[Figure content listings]
____________

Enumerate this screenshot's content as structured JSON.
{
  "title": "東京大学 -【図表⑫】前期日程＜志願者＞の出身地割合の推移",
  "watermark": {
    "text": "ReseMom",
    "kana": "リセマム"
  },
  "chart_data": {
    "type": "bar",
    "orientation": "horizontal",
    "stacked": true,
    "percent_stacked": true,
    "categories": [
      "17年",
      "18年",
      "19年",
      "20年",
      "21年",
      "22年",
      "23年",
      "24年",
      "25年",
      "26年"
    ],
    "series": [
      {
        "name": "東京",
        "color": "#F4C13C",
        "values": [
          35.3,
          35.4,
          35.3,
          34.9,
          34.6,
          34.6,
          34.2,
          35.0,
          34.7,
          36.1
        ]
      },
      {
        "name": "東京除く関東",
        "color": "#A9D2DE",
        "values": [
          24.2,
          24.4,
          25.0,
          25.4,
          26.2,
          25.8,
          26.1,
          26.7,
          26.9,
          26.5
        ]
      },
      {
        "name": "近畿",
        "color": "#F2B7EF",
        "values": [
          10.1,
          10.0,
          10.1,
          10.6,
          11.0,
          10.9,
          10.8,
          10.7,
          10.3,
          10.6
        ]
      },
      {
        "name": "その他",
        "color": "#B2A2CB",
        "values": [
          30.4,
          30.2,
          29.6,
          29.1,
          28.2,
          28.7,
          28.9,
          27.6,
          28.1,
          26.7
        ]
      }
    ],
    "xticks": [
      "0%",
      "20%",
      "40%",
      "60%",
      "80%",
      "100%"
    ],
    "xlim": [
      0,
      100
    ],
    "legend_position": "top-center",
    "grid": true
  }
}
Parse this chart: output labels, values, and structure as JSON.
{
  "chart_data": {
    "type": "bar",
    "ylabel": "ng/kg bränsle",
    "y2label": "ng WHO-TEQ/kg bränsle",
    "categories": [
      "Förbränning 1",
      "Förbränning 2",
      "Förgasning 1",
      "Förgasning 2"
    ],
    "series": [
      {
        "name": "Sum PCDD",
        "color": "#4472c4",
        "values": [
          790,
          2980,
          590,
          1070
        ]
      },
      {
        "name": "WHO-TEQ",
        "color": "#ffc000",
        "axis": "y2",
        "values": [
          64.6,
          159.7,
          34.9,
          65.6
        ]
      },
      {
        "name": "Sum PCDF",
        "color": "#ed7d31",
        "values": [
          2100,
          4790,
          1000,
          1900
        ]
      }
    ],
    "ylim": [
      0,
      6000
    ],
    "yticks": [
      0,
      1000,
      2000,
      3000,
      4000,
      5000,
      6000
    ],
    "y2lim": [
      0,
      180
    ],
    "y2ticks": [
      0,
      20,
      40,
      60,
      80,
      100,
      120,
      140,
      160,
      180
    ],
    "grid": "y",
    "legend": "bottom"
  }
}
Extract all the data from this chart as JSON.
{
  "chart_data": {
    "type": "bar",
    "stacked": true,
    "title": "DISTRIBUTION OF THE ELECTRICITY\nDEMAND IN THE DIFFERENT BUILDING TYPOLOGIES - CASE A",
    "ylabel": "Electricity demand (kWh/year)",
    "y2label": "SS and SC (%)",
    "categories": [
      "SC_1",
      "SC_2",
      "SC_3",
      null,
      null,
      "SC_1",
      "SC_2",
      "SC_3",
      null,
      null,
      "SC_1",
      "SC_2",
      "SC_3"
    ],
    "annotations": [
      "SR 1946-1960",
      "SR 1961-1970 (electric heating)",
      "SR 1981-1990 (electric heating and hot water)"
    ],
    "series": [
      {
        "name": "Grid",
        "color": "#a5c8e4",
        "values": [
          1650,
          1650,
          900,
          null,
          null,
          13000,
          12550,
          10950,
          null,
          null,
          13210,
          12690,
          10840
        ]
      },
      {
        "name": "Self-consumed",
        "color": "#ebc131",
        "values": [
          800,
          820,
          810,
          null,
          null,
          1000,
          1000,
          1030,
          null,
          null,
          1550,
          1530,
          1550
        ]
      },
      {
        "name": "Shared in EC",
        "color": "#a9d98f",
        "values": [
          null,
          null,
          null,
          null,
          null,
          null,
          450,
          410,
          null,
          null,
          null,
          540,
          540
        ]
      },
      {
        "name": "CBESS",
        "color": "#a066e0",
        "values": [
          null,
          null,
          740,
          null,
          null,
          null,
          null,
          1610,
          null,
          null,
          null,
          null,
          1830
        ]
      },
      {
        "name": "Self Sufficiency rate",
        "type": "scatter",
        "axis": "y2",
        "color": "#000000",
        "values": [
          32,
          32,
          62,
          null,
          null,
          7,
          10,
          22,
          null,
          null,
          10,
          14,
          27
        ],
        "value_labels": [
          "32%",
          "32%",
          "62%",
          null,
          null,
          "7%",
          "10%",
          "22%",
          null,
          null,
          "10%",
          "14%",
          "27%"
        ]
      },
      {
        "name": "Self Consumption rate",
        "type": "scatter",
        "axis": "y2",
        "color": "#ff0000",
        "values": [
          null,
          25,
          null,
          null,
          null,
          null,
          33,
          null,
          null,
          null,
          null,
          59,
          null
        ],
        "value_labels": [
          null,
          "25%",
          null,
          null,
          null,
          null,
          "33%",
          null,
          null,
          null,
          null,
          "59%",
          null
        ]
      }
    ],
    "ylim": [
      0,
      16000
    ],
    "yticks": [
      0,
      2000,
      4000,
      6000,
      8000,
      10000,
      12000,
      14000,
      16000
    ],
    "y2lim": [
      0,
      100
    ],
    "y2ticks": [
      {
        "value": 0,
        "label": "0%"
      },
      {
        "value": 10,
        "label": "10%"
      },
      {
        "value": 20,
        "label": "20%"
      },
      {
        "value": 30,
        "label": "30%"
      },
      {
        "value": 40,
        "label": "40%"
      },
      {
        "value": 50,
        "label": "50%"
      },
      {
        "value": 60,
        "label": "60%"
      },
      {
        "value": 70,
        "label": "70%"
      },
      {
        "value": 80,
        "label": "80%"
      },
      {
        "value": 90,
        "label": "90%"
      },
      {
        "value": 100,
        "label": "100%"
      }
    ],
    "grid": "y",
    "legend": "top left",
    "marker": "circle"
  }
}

____________

▶ _TASK GOAL_: Copy each line of the data exactly, leaving nothing out.

▶ _RESULT OF THE TASK_:
Enumerate this screenshot's content as structured JSON.
{
  "title": "東京大学 -【図表⑫】前期日程＜志願者＞の出身地割合の推移",
  "watermark": {
    "text": "ReseMom",
    "kana": "リセマム"
  },
  "chart_data": {
    "type": "bar",
    "orientation": "horizontal",
    "stacked": true,
    "percent_stacked": true,
    "categories": [
      "17年",
      "18年",
      "19年",
      "20年",
      "21年",
      "22年",
      "23年",
      "24年",
      "25年",
      "26年"
    ],
    "series": [
      {
        "name": "東京",
        "color": "#F4C13C",
        "values": [
          35.3,
          35.4,
          35.3,
          34.9,
          34.6,
          34.6,
          34.2,
          35.0,
          34.7,
          36.1
        ]
      },
      {
        "name": "東京除く関東",
        "color": "#A9D2DE",
        "values": [
          24.2,
          24.4,
          25.0,
          25.4,
          26.2,
          25.8,
          26.1,
          26.7,
          26.9,
          26.5
        ]
      },
      {
        "name": "近畿",
        "color": "#F2B7EF",
        "values": [
          10.1,
          10.0,
          10.1,
          10.6,
          11.0,
          10.9,
          10.8,
          10.7,
          10.3,
          10.6
        ]
      },
      {
        "name": "その他",
        "color": "#B2A2CB",
        "values": [
          30.4,
          30.2,
          29.6,
          29.1,
          28.2,
          28.7,
          28.9,
          27.6,
          28.1,
          26.7
        ]
      }
    ],
    "xticks": [
      "0%",
      "20%",
      "40%",
      "60%",
      "80%",
      "100%"
    ],
    "xlim": [
      0,
      100
    ],
    "legend_position": "top-center",
    "grid": true
  }
}
Parse this chart: output labels, values, and structure as JSON.
{
  "chart_data": {
    "type": "bar",
    "ylabel": "ng/kg bränsle",
    "y2label": "ng WHO-TEQ/kg bränsle",
    "categories": [
      "Förbränning 1",
      "Förbränning 2",
      "Förgasning 1",
      "Förgasning 2"
    ],
    "series": [
      {
        "name": "Sum PCDD",
        "color": "#4472c4",
        "values": [
          790,
          2980,
          590,
          1070
        ]
      },
      {
        "name": "WHO-TEQ",
        "color": "#ffc000",
        "axis": "y2",
        "values": [
          64.6,
          159.7,
          34.9,
          65.6
        ]
      },
      {
        "name": "Sum PCDF",
        "color": "#ed7d31",
        "values": [
          2100,
          4790,
          1000,
          1900
        ]
      }
    ],
    "ylim": [
      0,
      6000
    ],
    "yticks": [
      0,
      1000,
      2000,
      3000,
      4000,
      5000,
      6000
    ],
    "y2lim": [
      0,
      180
    ],
    "y2ticks": [
      0,
      20,
      40,
      60,
      80,
      100,
      120,
      140,
      160,
      180
    ],
    "grid": "y",
    "legend": "bottom"
  }
}
Extract all the data from this chart as JSON.
{
  "chart_data": {
    "type": "bar",
    "stacked": true,
    "title": "DISTRIBUTION OF THE ELECTRICITY\nDEMAND IN THE DIFFERENT BUILDING TYPOLOGIES - CASE A",
    "ylabel": "Electricity demand (kWh/year)",
    "y2label": "SS and SC (%)",
    "categories": [
      "SC_1",
      "SC_2",
      "SC_3",
      null,
      null,
      "SC_1",
      "SC_2",
      "SC_3",
      null,
      null,
      "SC_1",
      "SC_2",
      "SC_3"
    ],
    "annotations": [
      "SR 1946-1960",
      "SR 1961-1970 (electric heating)",
      "SR 1981-1990 (electric heating and hot water)"
    ],
    "series": [
      {
        "name": "Grid",
        "color": "#a5c8e4",
        "values": [
          1650,
          1650,
          900,
          null,
          null,
          13000,
          12550,
          10950,
          null,
          null,
          13210,
          12690,
          10840
        ]
      },
      {
        "name": "Self-consumed",
        "color": "#ebc131",
        "values": [
          800,
          820,
          810,
          null,
          null,
          1000,
          1000,
          1030,
          null,
          null,
          1550,
          1530,
          1550
        ]
      },
      {
        "name": "Shared in EC",
        "color": "#a9d98f",
        "values": [
          null,
          null,
          null,
          null,
          null,
          null,
          450,
          410,
          null,
          null,
          null,
          540,
          540
        ]
      },
      {
        "name": "CBESS",
        "color": "#a066e0",
        "values": [
          null,
          null,
          740,
          null,
          null,
          null,
          null,
          1610,
          null,
          null,
          null,
          null,
          1830
        ]
      },
      {
        "name": "Self Sufficiency rate",
        "type": "scatter",
        "axis": "y2",
        "color": "#000000",
        "values": [
          32,
          32,
          62,
          null,
          null,
          7,
          10,
          22,
          null,
          null,
          10,
          14,
          27
        ],
        "value_labels": [
          "32%",
          "32%",
          "62%",
          null,
          null,
          "7%",
          "10%",
          "22%",
          null,
          null,
          "10%",
          "14%",
          "27%"
        ]
      },
      {
        "name": "Self Consumption rate",
        "type": "scatter",
        "axis": "y2",
        "color": "#ff0000",
        "values": [
          null,
          25,
          null,
          null,
          null,
          null,
          33,
          null,
          null,
          null,
          null,
          59,
          null
        ],
        "value_labels": [
          null,
          "25%",
          null,
          null,
          null,
          null,
          "33%",
          null,
          null,
          null,
          null,
          "59%",
          null
        ]
      }
    ],
    "ylim": [
      0,
      16000
    ],
    "yticks": [
      0,
      2000,
      4000,
      6000,
      8000,
      10000,
      12000,
      14000,
      16000
    ],
    "y2lim": [
      0,
      100
    ],
    "y2ticks": [
      {
        "value": 0,
        "label": "0%"
      },
      {
        "value": 10,
        "label": "10%"
      },
      {
        "value": 20,
        "label": "20%"
      },
      {
        "value": 30,
        "label": "30%"
      },
      {
        "value": 40,
        "label": "40%"
      },
      {
        "value": 50,
        "label": "50%"
      },
      {
        "value": 60,
        "label": "60%"
      },
      {
        "value": 70,
        "label": "70%"
      },
      {
        "value": 80,
        "label": "80%"
      },
      {
        "value": 90,
        "label": "90%"
      },
      {
        "value": 100,
        "label": "100%"
      }
    ],
    "grid": "y",
    "legend": "top left",
    "marker": "circle"
  }
}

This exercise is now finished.